Go through the listing and return every line with "subtitle" in it.

**Stored data**
"""
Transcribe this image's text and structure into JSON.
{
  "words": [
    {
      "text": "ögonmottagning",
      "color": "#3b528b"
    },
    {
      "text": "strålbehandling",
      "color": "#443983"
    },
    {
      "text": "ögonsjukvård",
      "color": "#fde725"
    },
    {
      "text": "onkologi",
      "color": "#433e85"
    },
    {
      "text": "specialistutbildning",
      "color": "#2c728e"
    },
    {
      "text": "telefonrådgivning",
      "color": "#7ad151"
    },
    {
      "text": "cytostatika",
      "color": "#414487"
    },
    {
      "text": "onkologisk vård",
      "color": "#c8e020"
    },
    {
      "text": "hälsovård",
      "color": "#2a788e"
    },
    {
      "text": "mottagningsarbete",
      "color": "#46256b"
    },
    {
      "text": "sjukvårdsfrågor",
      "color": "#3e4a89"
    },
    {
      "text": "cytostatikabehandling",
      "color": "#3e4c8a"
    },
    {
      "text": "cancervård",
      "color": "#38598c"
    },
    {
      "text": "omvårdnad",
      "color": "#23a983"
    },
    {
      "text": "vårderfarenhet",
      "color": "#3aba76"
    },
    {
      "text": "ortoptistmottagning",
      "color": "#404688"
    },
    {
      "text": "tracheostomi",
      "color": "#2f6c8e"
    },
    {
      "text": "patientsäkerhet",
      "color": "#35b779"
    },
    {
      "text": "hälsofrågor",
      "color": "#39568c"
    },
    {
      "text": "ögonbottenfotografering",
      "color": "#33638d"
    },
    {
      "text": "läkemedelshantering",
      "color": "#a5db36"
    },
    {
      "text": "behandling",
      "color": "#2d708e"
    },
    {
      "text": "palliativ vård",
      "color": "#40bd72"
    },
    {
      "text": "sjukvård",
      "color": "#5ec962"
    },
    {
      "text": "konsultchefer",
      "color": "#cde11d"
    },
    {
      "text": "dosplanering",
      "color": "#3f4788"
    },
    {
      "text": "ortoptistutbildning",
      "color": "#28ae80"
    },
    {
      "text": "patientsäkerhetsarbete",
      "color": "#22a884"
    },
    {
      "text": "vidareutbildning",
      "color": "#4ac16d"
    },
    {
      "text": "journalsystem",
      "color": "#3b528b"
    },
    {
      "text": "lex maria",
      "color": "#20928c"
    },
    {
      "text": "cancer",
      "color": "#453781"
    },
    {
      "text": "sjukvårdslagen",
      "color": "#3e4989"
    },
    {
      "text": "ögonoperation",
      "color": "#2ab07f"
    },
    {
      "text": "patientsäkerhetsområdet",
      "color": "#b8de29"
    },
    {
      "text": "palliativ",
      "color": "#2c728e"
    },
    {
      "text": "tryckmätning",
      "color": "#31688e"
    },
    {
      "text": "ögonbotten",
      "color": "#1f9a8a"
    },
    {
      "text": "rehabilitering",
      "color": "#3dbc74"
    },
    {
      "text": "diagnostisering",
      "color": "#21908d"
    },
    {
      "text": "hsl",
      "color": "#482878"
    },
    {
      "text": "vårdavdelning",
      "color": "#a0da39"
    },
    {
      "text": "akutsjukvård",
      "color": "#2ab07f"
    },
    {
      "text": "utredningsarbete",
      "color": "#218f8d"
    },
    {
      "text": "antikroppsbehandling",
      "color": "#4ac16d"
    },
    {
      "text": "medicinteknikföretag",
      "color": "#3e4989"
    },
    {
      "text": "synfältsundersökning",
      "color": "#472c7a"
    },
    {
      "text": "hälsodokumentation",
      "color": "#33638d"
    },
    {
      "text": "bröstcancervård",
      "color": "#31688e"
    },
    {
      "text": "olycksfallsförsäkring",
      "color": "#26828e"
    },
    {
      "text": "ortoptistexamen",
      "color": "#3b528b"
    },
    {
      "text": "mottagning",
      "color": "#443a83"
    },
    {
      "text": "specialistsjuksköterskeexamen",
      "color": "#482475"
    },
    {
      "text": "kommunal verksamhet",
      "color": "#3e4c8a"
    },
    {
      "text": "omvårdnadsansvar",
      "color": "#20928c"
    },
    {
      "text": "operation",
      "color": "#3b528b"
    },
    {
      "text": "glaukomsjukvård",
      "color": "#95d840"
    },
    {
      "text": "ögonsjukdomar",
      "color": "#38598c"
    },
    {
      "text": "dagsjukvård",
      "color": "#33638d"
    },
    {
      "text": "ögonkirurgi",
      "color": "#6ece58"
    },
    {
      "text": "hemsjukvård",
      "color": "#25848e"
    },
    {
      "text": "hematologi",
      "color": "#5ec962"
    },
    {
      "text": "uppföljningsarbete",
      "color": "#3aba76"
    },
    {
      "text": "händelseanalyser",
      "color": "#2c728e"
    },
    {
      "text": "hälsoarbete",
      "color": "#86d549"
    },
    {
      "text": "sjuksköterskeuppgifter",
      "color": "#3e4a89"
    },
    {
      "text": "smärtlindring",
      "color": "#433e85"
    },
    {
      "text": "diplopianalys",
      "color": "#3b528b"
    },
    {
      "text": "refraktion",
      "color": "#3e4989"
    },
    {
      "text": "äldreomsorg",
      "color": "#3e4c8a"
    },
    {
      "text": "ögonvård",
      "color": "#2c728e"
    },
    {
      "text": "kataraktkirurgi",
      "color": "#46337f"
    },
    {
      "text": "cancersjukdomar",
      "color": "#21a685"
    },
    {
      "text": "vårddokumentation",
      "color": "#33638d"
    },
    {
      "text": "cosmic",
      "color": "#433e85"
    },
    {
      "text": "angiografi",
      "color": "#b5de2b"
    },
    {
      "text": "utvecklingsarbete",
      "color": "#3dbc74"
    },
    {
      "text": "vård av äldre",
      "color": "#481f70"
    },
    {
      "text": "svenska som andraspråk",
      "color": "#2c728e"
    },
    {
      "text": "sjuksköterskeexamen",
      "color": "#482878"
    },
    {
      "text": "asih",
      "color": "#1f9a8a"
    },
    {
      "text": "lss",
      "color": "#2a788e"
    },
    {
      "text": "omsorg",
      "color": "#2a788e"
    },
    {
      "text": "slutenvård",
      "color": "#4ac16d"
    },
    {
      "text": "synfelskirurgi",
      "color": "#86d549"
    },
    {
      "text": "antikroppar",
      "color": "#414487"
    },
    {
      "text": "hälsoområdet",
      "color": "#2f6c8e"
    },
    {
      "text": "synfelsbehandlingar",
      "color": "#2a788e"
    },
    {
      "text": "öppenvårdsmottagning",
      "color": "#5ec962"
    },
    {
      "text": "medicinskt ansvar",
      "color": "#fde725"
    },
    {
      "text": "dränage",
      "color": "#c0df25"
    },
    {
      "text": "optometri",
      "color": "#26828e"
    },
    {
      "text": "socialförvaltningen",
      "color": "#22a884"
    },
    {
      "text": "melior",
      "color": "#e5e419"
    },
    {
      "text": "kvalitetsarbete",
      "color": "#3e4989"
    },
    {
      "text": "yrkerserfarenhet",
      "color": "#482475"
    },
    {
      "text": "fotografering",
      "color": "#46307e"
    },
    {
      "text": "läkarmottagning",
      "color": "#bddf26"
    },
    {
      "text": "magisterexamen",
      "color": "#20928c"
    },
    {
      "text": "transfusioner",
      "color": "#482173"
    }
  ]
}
"""
"""
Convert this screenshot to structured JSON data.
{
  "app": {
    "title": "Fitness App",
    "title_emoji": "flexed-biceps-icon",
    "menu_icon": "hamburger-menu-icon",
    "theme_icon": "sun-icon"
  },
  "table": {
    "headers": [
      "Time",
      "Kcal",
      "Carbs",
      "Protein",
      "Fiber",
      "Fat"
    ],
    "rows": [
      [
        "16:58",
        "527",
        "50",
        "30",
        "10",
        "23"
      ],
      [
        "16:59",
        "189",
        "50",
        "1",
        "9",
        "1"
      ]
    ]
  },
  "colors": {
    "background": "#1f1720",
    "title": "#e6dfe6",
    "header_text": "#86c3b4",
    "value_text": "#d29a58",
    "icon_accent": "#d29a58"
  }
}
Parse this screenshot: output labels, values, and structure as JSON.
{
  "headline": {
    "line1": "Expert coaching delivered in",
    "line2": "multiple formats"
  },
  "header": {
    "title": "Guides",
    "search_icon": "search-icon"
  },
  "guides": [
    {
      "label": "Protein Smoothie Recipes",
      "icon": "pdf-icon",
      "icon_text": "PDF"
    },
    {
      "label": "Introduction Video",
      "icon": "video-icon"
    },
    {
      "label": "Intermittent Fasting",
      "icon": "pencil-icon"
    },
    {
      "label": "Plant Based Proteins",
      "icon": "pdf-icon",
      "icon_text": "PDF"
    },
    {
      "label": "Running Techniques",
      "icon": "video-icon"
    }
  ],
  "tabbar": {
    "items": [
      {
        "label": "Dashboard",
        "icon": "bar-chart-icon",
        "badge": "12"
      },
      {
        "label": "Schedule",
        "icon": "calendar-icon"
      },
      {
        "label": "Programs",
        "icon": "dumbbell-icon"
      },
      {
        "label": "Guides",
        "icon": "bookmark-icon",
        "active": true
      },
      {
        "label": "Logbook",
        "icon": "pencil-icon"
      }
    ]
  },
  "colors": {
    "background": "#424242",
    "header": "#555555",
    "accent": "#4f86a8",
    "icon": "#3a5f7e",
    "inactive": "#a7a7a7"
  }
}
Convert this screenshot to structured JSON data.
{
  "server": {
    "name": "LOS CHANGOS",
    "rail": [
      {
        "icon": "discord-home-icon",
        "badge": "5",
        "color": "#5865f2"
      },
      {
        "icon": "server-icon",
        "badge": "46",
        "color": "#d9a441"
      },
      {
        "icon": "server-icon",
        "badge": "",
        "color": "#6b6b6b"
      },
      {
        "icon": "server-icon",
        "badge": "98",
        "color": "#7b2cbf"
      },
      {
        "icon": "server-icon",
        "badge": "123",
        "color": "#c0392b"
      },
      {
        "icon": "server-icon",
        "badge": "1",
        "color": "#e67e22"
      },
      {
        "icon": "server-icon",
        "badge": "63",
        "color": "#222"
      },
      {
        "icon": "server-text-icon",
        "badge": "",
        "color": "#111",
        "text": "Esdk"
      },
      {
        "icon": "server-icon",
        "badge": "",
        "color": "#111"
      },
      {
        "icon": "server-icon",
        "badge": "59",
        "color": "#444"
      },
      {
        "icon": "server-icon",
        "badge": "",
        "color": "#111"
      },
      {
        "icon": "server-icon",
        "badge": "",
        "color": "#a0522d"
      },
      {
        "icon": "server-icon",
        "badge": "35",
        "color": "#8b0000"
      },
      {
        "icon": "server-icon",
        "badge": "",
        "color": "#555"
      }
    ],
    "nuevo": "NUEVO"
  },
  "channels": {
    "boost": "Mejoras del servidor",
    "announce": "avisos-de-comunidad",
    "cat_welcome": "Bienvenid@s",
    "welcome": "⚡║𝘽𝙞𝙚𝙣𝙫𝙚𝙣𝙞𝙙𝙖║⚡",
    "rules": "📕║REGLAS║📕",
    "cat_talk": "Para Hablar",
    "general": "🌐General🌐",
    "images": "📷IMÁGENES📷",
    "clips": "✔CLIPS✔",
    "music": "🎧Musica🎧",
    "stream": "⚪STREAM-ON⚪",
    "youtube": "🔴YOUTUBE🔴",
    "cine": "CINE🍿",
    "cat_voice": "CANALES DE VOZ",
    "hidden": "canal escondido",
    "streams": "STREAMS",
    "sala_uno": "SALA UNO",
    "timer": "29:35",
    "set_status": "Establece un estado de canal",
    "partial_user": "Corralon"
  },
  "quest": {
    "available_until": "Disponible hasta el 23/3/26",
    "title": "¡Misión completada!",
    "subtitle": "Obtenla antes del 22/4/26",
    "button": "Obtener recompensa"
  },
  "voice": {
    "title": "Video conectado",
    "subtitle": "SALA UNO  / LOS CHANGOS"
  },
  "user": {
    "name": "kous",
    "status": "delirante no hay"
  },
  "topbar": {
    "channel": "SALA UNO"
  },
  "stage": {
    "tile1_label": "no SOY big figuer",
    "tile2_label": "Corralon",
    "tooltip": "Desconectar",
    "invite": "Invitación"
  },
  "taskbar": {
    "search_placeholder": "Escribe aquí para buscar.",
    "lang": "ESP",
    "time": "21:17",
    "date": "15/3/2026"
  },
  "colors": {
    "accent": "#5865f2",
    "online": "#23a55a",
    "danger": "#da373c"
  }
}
"""
**Task response**
    "subtitle": "Obtenla antes del 22/4/26",
    "subtitle": "SALA UNO  / LOS CHANGOS"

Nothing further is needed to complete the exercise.